Figure dataset records:
►

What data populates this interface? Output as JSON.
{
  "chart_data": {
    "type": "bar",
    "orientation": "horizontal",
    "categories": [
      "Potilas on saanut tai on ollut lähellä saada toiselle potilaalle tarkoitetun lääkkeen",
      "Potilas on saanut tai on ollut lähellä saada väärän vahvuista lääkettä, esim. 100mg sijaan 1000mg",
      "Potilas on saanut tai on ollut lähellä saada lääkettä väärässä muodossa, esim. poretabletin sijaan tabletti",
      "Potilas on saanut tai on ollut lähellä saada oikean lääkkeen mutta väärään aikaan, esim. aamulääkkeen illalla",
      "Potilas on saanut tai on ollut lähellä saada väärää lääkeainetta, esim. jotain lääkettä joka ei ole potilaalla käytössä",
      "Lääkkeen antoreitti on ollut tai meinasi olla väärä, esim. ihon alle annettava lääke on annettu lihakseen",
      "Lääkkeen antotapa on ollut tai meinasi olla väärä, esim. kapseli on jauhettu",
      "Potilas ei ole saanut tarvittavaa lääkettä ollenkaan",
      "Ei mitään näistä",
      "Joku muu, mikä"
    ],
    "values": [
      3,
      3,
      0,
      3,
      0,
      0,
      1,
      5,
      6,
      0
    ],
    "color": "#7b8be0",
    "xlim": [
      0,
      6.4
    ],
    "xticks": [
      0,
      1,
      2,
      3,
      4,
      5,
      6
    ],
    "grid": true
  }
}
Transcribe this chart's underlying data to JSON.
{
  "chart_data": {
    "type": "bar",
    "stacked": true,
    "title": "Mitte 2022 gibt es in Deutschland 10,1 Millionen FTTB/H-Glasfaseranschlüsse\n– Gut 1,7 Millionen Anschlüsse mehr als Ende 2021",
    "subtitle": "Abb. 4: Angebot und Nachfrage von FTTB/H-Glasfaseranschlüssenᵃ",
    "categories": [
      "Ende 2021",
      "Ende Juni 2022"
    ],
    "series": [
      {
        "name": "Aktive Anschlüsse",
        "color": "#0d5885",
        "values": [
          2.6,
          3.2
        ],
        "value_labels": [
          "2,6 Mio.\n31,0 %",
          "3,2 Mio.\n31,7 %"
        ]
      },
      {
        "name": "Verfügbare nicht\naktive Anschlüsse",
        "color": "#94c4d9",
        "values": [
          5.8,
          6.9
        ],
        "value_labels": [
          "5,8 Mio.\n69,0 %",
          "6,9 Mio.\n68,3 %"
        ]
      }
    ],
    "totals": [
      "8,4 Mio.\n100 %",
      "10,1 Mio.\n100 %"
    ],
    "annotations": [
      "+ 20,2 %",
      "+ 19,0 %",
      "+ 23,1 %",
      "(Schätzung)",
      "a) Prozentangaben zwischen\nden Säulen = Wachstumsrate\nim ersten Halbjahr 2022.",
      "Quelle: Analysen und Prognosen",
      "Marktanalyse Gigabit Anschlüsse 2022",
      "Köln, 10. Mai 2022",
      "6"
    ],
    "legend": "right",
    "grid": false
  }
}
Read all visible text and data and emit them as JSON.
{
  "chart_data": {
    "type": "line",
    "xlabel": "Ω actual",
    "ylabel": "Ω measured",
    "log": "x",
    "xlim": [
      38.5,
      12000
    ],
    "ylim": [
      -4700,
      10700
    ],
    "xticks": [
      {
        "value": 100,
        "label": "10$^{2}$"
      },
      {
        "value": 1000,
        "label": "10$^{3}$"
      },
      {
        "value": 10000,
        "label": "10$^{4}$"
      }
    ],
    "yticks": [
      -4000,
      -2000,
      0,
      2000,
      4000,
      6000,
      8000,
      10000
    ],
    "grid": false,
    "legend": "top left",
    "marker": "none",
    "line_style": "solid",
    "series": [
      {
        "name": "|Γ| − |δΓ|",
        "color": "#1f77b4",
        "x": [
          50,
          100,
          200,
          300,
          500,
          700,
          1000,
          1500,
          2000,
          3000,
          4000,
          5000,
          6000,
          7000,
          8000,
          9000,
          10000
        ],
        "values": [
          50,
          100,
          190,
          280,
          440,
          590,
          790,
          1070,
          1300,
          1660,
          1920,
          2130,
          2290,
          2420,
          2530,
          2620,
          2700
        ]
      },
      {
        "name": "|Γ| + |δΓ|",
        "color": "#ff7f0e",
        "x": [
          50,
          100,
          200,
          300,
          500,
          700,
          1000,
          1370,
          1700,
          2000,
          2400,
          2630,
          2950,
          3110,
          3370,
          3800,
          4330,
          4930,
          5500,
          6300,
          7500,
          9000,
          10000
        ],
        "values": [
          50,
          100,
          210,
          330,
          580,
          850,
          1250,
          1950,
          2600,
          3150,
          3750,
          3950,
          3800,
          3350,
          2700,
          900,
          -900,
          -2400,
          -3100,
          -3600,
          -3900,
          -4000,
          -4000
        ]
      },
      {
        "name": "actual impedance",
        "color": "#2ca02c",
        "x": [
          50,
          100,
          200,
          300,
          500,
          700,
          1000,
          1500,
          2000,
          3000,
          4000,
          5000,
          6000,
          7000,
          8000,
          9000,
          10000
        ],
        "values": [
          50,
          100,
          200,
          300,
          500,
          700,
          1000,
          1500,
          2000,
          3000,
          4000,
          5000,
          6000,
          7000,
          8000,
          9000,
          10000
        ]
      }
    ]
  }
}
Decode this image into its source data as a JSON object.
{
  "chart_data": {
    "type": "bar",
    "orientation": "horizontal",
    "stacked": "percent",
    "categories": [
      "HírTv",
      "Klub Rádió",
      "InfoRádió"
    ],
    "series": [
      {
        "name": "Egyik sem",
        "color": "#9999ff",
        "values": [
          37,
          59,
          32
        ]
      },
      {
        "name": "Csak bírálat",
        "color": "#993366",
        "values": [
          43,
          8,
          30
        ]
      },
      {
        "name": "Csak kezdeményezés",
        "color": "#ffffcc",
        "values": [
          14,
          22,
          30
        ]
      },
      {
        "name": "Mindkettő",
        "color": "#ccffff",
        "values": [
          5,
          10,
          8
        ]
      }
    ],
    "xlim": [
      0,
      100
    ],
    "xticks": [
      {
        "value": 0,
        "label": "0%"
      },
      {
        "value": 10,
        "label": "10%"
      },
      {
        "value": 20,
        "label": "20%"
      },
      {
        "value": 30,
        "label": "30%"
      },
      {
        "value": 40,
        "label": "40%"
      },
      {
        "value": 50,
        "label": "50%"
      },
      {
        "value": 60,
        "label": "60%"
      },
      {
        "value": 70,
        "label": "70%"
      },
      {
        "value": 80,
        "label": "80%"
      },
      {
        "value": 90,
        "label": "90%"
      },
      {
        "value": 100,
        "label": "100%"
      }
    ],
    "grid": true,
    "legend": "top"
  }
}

◄

# PROBLEM TO SOLVE
All entries shown above should be printed again exactly.

# TASK ANSWER
What data populates this interface? Output as JSON.
{
  "chart_data": {
    "type": "bar",
    "orientation": "horizontal",
    "categories": [
      "Potilas on saanut tai on ollut lähellä saada toiselle potilaalle tarkoitetun lääkkeen",
      "Potilas on saanut tai on ollut lähellä saada väärän vahvuista lääkettä, esim. 100mg sijaan 1000mg",
      "Potilas on saanut tai on ollut lähellä saada lääkettä väärässä muodossa, esim. poretabletin sijaan tabletti",
      "Potilas on saanut tai on ollut lähellä saada oikean lääkkeen mutta väärään aikaan, esim. aamulääkkeen illalla",
      "Potilas on saanut tai on ollut lähellä saada väärää lääkeainetta, esim. jotain lääkettä joka ei ole potilaalla käytössä",
      "Lääkkeen antoreitti on ollut tai meinasi olla väärä, esim. ihon alle annettava lääke on annettu lihakseen",
      "Lääkkeen antotapa on ollut tai meinasi olla väärä, esim. kapseli on jauhettu",
      "Potilas ei ole saanut tarvittavaa lääkettä ollenkaan",
      "Ei mitään näistä",
      "Joku muu, mikä"
    ],
    "values": [
      3,
      3,
      0,
      3,
      0,
      0,
      1,
      5,
      6,
      0
    ],
    "color": "#7b8be0",
    "xlim": [
      0,
      6.4
    ],
    "xticks": [
      0,
      1,
      2,
      3,
      4,
      5,
      6
    ],
    "grid": true
  }
}
Transcribe this chart's underlying data to JSON.
{
  "chart_data": {
    "type": "bar",
    "stacked": true,
    "title": "Mitte 2022 gibt es in Deutschland 10,1 Millionen FTTB/H-Glasfaseranschlüsse\n– Gut 1,7 Millionen Anschlüsse mehr als Ende 2021",
    "subtitle": "Abb. 4: Angebot und Nachfrage von FTTB/H-Glasfaseranschlüssenᵃ",
    "categories": [
      "Ende 2021",
      "Ende Juni 2022"
    ],
    "series": [
      {
        "name": "Aktive Anschlüsse",
        "color": "#0d5885",
        "values": [
          2.6,
          3.2
        ],
        "value_labels": [
          "2,6 Mio.\n31,0 %",
          "3,2 Mio.\n31,7 %"
        ]
      },
      {
        "name": "Verfügbare nicht\naktive Anschlüsse",
        "color": "#94c4d9",
        "values": [
          5.8,
          6.9
        ],
        "value_labels": [
          "5,8 Mio.\n69,0 %",
          "6,9 Mio.\n68,3 %"
        ]
      }
    ],
    "totals": [
      "8,4 Mio.\n100 %",
      "10,1 Mio.\n100 %"
    ],
    "annotations": [
      "+ 20,2 %",
      "+ 19,0 %",
      "+ 23,1 %",
      "(Schätzung)",
      "a) Prozentangaben zwischen\nden Säulen = Wachstumsrate\nim ersten Halbjahr 2022.",
      "Quelle: Analysen und Prognosen",
      "Marktanalyse Gigabit Anschlüsse 2022",
      "Köln, 10. Mai 2022",
      "6"
    ],
    "legend": "right",
    "grid": false
  }
}
Read all visible text and data and emit them as JSON.
{
  "chart_data": {
    "type": "line",
    "xlabel": "Ω actual",
    "ylabel": "Ω measured",
    "log": "x",
    "xlim": [
      38.5,
      12000
    ],
    "ylim": [
      -4700,
      10700
    ],
    "xticks": [
      {
        "value": 100,
        "label": "10$^{2}$"
      },
      {
        "value": 1000,
        "label": "10$^{3}$"
      },
      {
        "value": 10000,
        "label": "10$^{4}$"
      }
    ],
    "yticks": [
      -4000,
      -2000,
      0,
      2000,
      4000,
      6000,
      8000,
      10000
    ],
    "grid": false,
    "legend": "top left",
    "marker": "none",
    "line_style": "solid",
    "series": [
      {
        "name": "|Γ| − |δΓ|",
        "color": "#1f77b4",
        "x": [
          50,
          100,
          200,
          300,
          500,
          700,
          1000,
          1500,
          2000,
          3000,
          4000,
          5000,
          6000,
          7000,
          8000,
          9000,
          10000
        ],
        "values": [
          50,
          100,
          190,
          280,
          440,
          590,
          790,
          1070,
          1300,
          1660,
          1920,
          2130,
          2290,
          2420,
          2530,
          2620,
          2700
        ]
      },
      {
        "name": "|Γ| + |δΓ|",
        "color": "#ff7f0e",
        "x": [
          50,
          100,
          200,
          300,
          500,
          700,
          1000,
          1370,
          1700,
          2000,
          2400,
          2630,
          2950,
          3110,
          3370,
          3800,
          4330,
          4930,
          5500,
          6300,
          7500,
          9000,
          10000
        ],
        "values": [
          50,
          100,
          210,
          330,
          580,
          850,
          1250,
          1950,
          2600,
          3150,
          3750,
          3950,
          3800,
          3350,
          2700,
          900,
          -900,
          -2400,
          -3100,
          -3600,
          -3900,
          -4000,
          -4000
        ]
      },
      {
        "name": "actual impedance",
        "color": "#2ca02c",
        "x": [
          50,
          100,
          200,
          300,
          500,
          700,
          1000,
          1500,
          2000,
          3000,
          4000,
          5000,
          6000,
          7000,
          8000,
          9000,
          10000
        ],
        "values": [
          50,
          100,
          200,
          300,
          500,
          700,
          1000,
          1500,
          2000,
          3000,
          4000,
          5000,
          6000,
          7000,
          8000,
          9000,
          10000
        ]
      }
    ]
  }
}
Decode this image into its source data as a JSON object.
{
  "chart_data": {
    "type": "bar",
    "orientation": "horizontal",
    "stacked": "percent",
    "categories": [
      "HírTv",
      "Klub Rádió",
      "InfoRádió"
    ],
    "series": [
      {
        "name": "Egyik sem",
        "color": "#9999ff",
        "values": [
          37,
          59,
          32
        ]
      },
      {
        "name": "Csak bírálat",
        "color": "#993366",
        "values": [
          43,
          8,
          30
        ]
      },
      {
        "name": "Csak kezdeményezés",
        "color": "#ffffcc",
        "values": [
          14,
          22,
          30
        ]
      },
      {
        "name": "Mindkettő",
        "color": "#ccffff",
        "values": [
          5,
          10,
          8
        ]
      }
    ],
    "xlim": [
      0,
      100
    ],
    "xticks": [
      {
        "value": 0,
        "label": "0%"
      },
      {
        "value": 10,
        "label": "10%"
      },
      {
        "value": 20,
        "label": "20%"
      },
      {
        "value": 30,
        "label": "30%"
      },
      {
        "value": 40,
        "label": "40%"
      },
      {
        "value": 50,
        "label": "50%"
      },
      {
        "value": 60,
        "label": "60%"
      },
      {
        "value": 70,
        "label": "70%"
      },
      {
        "value": 80,
        "label": "80%"
      },
      {
        "value": 90,
        "label": "90%"
      },
      {
        "value": 100,
        "label": "100%"
      }
    ],
    "grid": true,
    "legend": "top"
  }
}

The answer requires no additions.